→ **What needs to be done**
Return the listing below exactly, with the pictures dropped.

→ **Supplied data**
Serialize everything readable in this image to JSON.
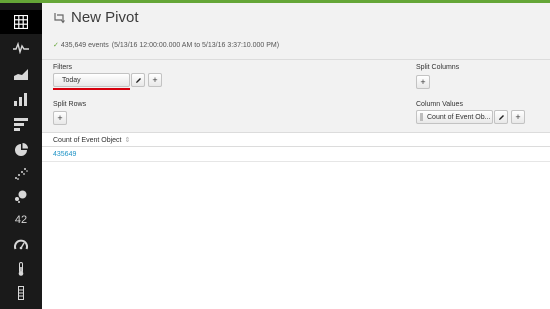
{
  "page": {
    "title": "New Pivot"
  },
  "summary": {
    "count_text": "435,649 events",
    "range_text": "(5/13/16 12:00:00.000 AM to 5/13/16 3:37:10.000 PM)"
  },
  "sidebar": {
    "items": [
      {
        "name": "statistics-table-icon"
      },
      {
        "name": "line-chart-icon"
      },
      {
        "name": "area-chart-icon"
      },
      {
        "name": "column-chart-icon"
      },
      {
        "name": "bar-chart-icon"
      },
      {
        "name": "pie-chart-icon"
      },
      {
        "name": "scatter-chart-icon"
      },
      {
        "name": "bubble-chart-icon"
      },
      {
        "name": "single-value-icon",
        "label": "42"
      },
      {
        "name": "radial-gauge-icon"
      },
      {
        "name": "filler-gauge-icon"
      },
      {
        "name": "marker-gauge-icon"
      }
    ]
  },
  "filters": {
    "label": "Filters",
    "items": [
      {
        "label": "Today"
      }
    ],
    "edit_icon": "pencil-icon",
    "add_label": "+"
  },
  "split_rows": {
    "label": "Split Rows",
    "add_label": "+"
  },
  "split_columns": {
    "label": "Split Columns",
    "add_label": "+"
  },
  "column_values": {
    "label": "Column Values",
    "items": [
      {
        "label": "Count of Event Ob..."
      }
    ],
    "edit_icon": "pencil-icon",
    "add_label": "+"
  },
  "table": {
    "columns": [
      {
        "label": "Count of Event Object",
        "sort_icon": "⇕"
      }
    ],
    "rows": [
      {
        "cells": [
          "435649"
        ]
      }
    ]
  },
  "colors": {
    "accent_green": "#65a637",
    "highlight_red": "#d6000d",
    "link_blue": "#1e93c6"
  }
}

→ **Result of the task**
Serialize everything readable in this image to JSON.
{
  "page": {
    "title": "New Pivot"
  },
  "summary": {
    "count_text": "435,649 events",
    "range_text": "(5/13/16 12:00:00.000 AM to 5/13/16 3:37:10.000 PM)"
  },
  "sidebar": {
    "items": [
      {
        "name": "statistics-table-icon"
      },
      {
        "name": "line-chart-icon"
      },
      {
        "name": "area-chart-icon"
      },
      {
        "name": "column-chart-icon"
      },
      {
        "name": "bar-chart-icon"
      },
      {
        "name": "pie-chart-icon"
      },
      {
        "name": "scatter-chart-icon"
      },
      {
        "name": "bubble-chart-icon"
      },
      {
        "name": "single-value-icon",
        "label": "42"
      },
      {
        "name": "radial-gauge-icon"
      },
      {
        "name": "filler-gauge-icon"
      },
      {
        "name": "marker-gauge-icon"
      }
    ]
  },
  "filters": {
    "label": "Filters",
    "items": [
      {
        "label": "Today"
      }
    ],
    "edit_icon": "pencil-icon",
    "add_label": "+"
  },
  "split_rows": {
    "label": "Split Rows",
    "add_label": "+"
  },
  "split_columns": {
    "label": "Split Columns",
    "add_label": "+"
  },
  "column_values": {
    "label": "Column Values",
    "items": [
      {
        "label": "Count of Event Ob..."
      }
    ],
    "edit_icon": "pencil-icon",
    "add_label": "+"
  },
  "table": {
    "columns": [
      {
        "label": "Count of Event Object",
        "sort_icon": "⇕"
      }
    ],
    "rows": [
      {
        "cells": [
          "435649"
        ]
      }
    ]
  },
  "colors": {
    "accent_green": "#65a637",
    "highlight_red": "#d6000d",
    "link_blue": "#1e93c6"
  }
}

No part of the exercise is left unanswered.